Collected data:
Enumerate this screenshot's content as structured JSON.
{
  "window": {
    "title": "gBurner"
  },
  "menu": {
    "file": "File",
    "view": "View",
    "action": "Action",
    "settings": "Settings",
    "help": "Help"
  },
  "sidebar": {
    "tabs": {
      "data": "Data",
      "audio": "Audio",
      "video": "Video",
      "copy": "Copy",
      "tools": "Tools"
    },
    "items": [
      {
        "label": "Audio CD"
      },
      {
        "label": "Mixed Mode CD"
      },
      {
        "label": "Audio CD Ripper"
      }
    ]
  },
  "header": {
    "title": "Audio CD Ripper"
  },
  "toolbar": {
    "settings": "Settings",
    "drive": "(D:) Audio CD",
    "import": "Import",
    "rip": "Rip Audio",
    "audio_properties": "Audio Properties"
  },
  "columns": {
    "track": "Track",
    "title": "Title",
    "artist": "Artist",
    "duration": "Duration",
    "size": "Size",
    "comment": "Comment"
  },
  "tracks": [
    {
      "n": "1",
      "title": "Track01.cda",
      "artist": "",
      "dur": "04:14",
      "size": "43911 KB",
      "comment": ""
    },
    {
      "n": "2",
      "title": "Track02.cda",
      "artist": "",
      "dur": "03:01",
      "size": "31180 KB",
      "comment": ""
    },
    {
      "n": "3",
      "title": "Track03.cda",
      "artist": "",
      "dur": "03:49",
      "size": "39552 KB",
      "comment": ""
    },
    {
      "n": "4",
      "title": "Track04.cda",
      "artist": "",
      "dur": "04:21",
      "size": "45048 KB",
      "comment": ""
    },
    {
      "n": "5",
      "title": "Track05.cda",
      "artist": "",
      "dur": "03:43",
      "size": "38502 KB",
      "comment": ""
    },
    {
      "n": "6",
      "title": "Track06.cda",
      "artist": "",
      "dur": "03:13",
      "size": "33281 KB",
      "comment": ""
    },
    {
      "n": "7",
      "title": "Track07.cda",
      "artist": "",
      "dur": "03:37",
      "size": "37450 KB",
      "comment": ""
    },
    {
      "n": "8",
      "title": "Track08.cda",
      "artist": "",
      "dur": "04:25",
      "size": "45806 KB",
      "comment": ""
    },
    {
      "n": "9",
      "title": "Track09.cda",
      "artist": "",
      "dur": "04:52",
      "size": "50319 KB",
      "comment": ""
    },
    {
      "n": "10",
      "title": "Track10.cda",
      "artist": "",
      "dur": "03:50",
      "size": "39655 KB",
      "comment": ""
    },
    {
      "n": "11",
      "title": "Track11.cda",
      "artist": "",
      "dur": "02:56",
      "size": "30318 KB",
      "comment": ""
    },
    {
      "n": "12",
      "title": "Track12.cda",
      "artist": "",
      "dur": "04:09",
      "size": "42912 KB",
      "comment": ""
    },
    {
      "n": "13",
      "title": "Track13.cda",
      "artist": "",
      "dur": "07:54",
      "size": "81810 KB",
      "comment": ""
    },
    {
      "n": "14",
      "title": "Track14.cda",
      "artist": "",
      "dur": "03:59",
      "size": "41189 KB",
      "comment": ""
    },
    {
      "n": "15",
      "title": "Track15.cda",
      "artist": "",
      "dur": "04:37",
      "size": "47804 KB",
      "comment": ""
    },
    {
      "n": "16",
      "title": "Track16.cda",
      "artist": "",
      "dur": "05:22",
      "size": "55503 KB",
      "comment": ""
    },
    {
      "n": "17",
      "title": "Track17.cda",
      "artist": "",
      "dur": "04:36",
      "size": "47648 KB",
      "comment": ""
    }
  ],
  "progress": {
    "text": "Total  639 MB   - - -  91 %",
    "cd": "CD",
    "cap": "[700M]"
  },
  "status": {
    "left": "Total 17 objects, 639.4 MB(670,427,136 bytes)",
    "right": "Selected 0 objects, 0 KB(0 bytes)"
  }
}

#### [Written exercise]
Look through the entries above and report each line where the string "label" occurs.

#### [Task output]
        "label": "Audio CD"
        "label": "Mixed Mode CD"
        "label": "Audio CD Ripper"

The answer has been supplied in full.